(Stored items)
┄┄┄┄┄┄┄┄┄┄┄┄┄┄┄┄┄┄┄┄

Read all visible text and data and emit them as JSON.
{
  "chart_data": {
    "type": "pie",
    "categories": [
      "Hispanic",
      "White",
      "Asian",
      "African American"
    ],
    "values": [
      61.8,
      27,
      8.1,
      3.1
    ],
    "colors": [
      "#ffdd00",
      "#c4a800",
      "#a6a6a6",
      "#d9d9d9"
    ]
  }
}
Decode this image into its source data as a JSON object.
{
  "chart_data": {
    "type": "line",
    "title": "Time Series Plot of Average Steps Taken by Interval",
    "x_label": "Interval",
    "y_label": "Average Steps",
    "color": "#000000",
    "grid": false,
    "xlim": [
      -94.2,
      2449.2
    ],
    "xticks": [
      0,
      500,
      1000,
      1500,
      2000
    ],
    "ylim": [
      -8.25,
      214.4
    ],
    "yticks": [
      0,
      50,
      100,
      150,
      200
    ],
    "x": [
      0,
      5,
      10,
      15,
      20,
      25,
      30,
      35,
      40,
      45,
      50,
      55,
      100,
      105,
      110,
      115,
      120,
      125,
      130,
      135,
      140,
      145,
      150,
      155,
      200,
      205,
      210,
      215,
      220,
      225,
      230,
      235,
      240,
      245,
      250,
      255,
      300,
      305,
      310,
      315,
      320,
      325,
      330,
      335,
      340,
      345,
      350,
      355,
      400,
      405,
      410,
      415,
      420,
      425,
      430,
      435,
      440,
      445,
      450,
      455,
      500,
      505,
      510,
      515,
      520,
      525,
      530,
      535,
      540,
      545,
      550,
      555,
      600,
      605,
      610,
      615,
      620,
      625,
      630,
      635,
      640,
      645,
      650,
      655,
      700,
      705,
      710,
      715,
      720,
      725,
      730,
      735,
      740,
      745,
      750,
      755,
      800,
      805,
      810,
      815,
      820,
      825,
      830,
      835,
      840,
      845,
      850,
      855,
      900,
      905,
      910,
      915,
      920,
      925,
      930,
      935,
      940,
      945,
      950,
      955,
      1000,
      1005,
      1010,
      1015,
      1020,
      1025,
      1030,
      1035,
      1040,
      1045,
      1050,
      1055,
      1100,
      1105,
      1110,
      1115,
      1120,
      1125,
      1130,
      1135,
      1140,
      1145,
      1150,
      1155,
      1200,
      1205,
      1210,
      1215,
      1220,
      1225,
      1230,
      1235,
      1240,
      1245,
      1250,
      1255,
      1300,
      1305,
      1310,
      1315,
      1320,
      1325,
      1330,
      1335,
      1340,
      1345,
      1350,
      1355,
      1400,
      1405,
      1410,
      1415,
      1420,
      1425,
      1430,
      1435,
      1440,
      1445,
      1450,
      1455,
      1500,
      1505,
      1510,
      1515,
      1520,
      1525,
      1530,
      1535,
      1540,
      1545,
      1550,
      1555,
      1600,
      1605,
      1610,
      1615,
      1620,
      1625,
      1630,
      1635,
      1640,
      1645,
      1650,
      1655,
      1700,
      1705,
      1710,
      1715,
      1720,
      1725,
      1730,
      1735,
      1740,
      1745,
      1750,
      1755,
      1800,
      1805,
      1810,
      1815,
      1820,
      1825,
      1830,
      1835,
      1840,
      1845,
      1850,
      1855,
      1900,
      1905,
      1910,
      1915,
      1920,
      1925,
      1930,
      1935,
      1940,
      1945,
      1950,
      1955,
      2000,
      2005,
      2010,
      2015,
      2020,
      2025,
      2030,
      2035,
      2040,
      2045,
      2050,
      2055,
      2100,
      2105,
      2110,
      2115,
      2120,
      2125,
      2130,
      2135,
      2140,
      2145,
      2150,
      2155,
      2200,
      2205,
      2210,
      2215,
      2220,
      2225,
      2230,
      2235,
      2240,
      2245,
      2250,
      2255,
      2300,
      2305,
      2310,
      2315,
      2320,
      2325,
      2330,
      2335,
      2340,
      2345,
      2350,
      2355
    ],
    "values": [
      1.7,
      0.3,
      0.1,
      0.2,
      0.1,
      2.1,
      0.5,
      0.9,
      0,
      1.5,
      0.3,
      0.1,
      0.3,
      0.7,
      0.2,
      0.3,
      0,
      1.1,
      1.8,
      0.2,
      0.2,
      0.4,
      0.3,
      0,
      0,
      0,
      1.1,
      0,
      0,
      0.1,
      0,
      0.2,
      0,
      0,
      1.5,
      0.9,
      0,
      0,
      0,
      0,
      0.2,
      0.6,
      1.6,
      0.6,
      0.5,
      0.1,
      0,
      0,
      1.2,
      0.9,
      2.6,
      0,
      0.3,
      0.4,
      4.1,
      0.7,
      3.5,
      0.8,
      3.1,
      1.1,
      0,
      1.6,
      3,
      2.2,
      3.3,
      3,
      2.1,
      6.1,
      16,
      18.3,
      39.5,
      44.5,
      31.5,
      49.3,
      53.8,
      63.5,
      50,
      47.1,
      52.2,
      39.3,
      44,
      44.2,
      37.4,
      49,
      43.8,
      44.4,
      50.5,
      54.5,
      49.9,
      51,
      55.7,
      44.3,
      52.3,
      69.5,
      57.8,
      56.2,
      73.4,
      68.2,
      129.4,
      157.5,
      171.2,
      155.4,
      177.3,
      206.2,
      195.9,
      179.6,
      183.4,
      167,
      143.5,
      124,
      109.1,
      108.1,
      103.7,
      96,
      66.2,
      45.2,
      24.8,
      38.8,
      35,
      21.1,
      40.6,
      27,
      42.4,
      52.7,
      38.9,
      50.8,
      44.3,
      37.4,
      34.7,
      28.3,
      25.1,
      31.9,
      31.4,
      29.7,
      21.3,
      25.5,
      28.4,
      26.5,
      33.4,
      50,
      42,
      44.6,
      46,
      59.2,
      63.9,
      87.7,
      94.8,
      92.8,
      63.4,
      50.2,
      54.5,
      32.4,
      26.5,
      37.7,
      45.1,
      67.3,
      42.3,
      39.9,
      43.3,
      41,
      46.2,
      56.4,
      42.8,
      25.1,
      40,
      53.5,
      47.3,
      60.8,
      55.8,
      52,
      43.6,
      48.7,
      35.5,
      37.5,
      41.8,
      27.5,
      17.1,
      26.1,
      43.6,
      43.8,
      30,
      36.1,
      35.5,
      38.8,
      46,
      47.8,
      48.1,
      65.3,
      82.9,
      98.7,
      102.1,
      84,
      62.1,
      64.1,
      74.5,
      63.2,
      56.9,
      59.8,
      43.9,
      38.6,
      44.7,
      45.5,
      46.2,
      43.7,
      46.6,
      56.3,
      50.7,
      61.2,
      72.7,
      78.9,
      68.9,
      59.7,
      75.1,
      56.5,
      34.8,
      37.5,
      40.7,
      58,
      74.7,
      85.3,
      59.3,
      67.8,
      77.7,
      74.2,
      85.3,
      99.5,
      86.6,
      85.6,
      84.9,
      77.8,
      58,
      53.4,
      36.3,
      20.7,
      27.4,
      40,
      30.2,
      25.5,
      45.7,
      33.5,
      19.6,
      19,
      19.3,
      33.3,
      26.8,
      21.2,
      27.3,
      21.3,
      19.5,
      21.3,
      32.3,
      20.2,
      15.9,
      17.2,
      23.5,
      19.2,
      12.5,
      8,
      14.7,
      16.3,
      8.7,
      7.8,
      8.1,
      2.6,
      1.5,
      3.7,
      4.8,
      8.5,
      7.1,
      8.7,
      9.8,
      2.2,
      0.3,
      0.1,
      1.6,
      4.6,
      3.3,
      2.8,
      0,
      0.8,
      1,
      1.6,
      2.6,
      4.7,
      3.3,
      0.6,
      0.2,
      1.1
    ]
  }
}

┄┄┄┄┄┄┄┄┄┄┄┄┄┄┄┄┄┄┄┄

[YOUR OBJECTIVE] Set down every record above exactly as given.

[CORRECT RESULT]
Read all visible text and data and emit them as JSON.
{
  "chart_data": {
    "type": "pie",
    "categories": [
      "Hispanic",
      "White",
      "Asian",
      "African American"
    ],
    "values": [
      61.8,
      27,
      8.1,
      3.1
    ],
    "colors": [
      "#ffdd00",
      "#c4a800",
      "#a6a6a6",
      "#d9d9d9"
    ]
  }
}
Decode this image into its source data as a JSON object.
{
  "chart_data": {
    "type": "line",
    "title": "Time Series Plot of Average Steps Taken by Interval",
    "x_label": "Interval",
    "y_label": "Average Steps",
    "color": "#000000",
    "grid": false,
    "xlim": [
      -94.2,
      2449.2
    ],
    "xticks": [
      0,
      500,
      1000,
      1500,
      2000
    ],
    "ylim": [
      -8.25,
      214.4
    ],
    "yticks": [
      0,
      50,
      100,
      150,
      200
    ],
    "x": [
      0,
      5,
      10,
      15,
      20,
      25,
      30,
      35,
      40,
      45,
      50,
      55,
      100,
      105,
      110,
      115,
      120,
      125,
      130,
      135,
      140,
      145,
      150,
      155,
      200,
      205,
      210,
      215,
      220,
      225,
      230,
      235,
      240,
      245,
      250,
      255,
      300,
      305,
      310,
      315,
      320,
      325,
      330,
      335,
      340,
      345,
      350,
      355,
      400,
      405,
      410,
      415,
      420,
      425,
      430,
      435,
      440,
      445,
      450,
      455,
      500,
      505,
      510,
      515,
      520,
      525,
      530,
      535,
      540,
      545,
      550,
      555,
      600,
      605,
      610,
      615,
      620,
      625,
      630,
      635,
      640,
      645,
      650,
      655,
      700,
      705,
      710,
      715,
      720,
      725,
      730,
      735,
      740,
      745,
      750,
      755,
      800,
      805,
      810,
      815,
      820,
      825,
      830,
      835,
      840,
      845,
      850,
      855,
      900,
      905,
      910,
      915,
      920,
      925,
      930,
      935,
      940,
      945,
      950,
      955,
      1000,
      1005,
      1010,
      1015,
      1020,
      1025,
      1030,
      1035,
      1040,
      1045,
      1050,
      1055,
      1100,
      1105,
      1110,
      1115,
      1120,
      1125,
      1130,
      1135,
      1140,
      1145,
      1150,
      1155,
      1200,
      1205,
      1210,
      1215,
      1220,
      1225,
      1230,
      1235,
      1240,
      1245,
      1250,
      1255,
      1300,
      1305,
      1310,
      1315,
      1320,
      1325,
      1330,
      1335,
      1340,
      1345,
      1350,
      1355,
      1400,
      1405,
      1410,
      1415,
      1420,
      1425,
      1430,
      1435,
      1440,
      1445,
      1450,
      1455,
      1500,
      1505,
      1510,
      1515,
      1520,
      1525,
      1530,
      1535,
      1540,
      1545,
      1550,
      1555,
      1600,
      1605,
      1610,
      1615,
      1620,
      1625,
      1630,
      1635,
      1640,
      1645,
      1650,
      1655,
      1700,
      1705,
      1710,
      1715,
      1720,
      1725,
      1730,
      1735,
      1740,
      1745,
      1750,
      1755,
      1800,
      1805,
      1810,
      1815,
      1820,
      1825,
      1830,
      1835,
      1840,
      1845,
      1850,
      1855,
      1900,
      1905,
      1910,
      1915,
      1920,
      1925,
      1930,
      1935,
      1940,
      1945,
      1950,
      1955,
      2000,
      2005,
      2010,
      2015,
      2020,
      2025,
      2030,
      2035,
      2040,
      2045,
      2050,
      2055,
      2100,
      2105,
      2110,
      2115,
      2120,
      2125,
      2130,
      2135,
      2140,
      2145,
      2150,
      2155,
      2200,
      2205,
      2210,
      2215,
      2220,
      2225,
      2230,
      2235,
      2240,
      2245,
      2250,
      2255,
      2300,
      2305,
      2310,
      2315,
      2320,
      2325,
      2330,
      2335,
      2340,
      2345,
      2350,
      2355
    ],
    "values": [
      1.7,
      0.3,
      0.1,
      0.2,
      0.1,
      2.1,
      0.5,
      0.9,
      0,
      1.5,
      0.3,
      0.1,
      0.3,
      0.7,
      0.2,
      0.3,
      0,
      1.1,
      1.8,
      0.2,
      0.2,
      0.4,
      0.3,
      0,
      0,
      0,
      1.1,
      0,
      0,
      0.1,
      0,
      0.2,
      0,
      0,
      1.5,
      0.9,
      0,
      0,
      0,
      0,
      0.2,
      0.6,
      1.6,
      0.6,
      0.5,
      0.1,
      0,
      0,
      1.2,
      0.9,
      2.6,
      0,
      0.3,
      0.4,
      4.1,
      0.7,
      3.5,
      0.8,
      3.1,
      1.1,
      0,
      1.6,
      3,
      2.2,
      3.3,
      3,
      2.1,
      6.1,
      16,
      18.3,
      39.5,
      44.5,
      31.5,
      49.3,
      53.8,
      63.5,
      50,
      47.1,
      52.2,
      39.3,
      44,
      44.2,
      37.4,
      49,
      43.8,
      44.4,
      50.5,
      54.5,
      49.9,
      51,
      55.7,
      44.3,
      52.3,
      69.5,
      57.8,
      56.2,
      73.4,
      68.2,
      129.4,
      157.5,
      171.2,
      155.4,
      177.3,
      206.2,
      195.9,
      179.6,
      183.4,
      167,
      143.5,
      124,
      109.1,
      108.1,
      103.7,
      96,
      66.2,
      45.2,
      24.8,
      38.8,
      35,
      21.1,
      40.6,
      27,
      42.4,
      52.7,
      38.9,
      50.8,
      44.3,
      37.4,
      34.7,
      28.3,
      25.1,
      31.9,
      31.4,
      29.7,
      21.3,
      25.5,
      28.4,
      26.5,
      33.4,
      50,
      42,
      44.6,
      46,
      59.2,
      63.9,
      87.7,
      94.8,
      92.8,
      63.4,
      50.2,
      54.5,
      32.4,
      26.5,
      37.7,
      45.1,
      67.3,
      42.3,
      39.9,
      43.3,
      41,
      46.2,
      56.4,
      42.8,
      25.1,
      40,
      53.5,
      47.3,
      60.8,
      55.8,
      52,
      43.6,
      48.7,
      35.5,
      37.5,
      41.8,
      27.5,
      17.1,
      26.1,
      43.6,
      43.8,
      30,
      36.1,
      35.5,
      38.8,
      46,
      47.8,
      48.1,
      65.3,
      82.9,
      98.7,
      102.1,
      84,
      62.1,
      64.1,
      74.5,
      63.2,
      56.9,
      59.8,
      43.9,
      38.6,
      44.7,
      45.5,
      46.2,
      43.7,
      46.6,
      56.3,
      50.7,
      61.2,
      72.7,
      78.9,
      68.9,
      59.7,
      75.1,
      56.5,
      34.8,
      37.5,
      40.7,
      58,
      74.7,
      85.3,
      59.3,
      67.8,
      77.7,
      74.2,
      85.3,
      99.5,
      86.6,
      85.6,
      84.9,
      77.8,
      58,
      53.4,
      36.3,
      20.7,
      27.4,
      40,
      30.2,
      25.5,
      45.7,
      33.5,
      19.6,
      19,
      19.3,
      33.3,
      26.8,
      21.2,
      27.3,
      21.3,
      19.5,
      21.3,
      32.3,
      20.2,
      15.9,
      17.2,
      23.5,
      19.2,
      12.5,
      8,
      14.7,
      16.3,
      8.7,
      7.8,
      8.1,
      2.6,
      1.5,
      3.7,
      4.8,
      8.5,
      7.1,
      8.7,
      9.8,
      2.2,
      0.3,
      0.1,
      1.6,
      4.6,
      3.3,
      2.8,
      0,
      0.8,
      1,
      1.6,
      2.6,
      4.7,
      3.3,
      0.6,
      0.2,
      1.1
    ]
  }
}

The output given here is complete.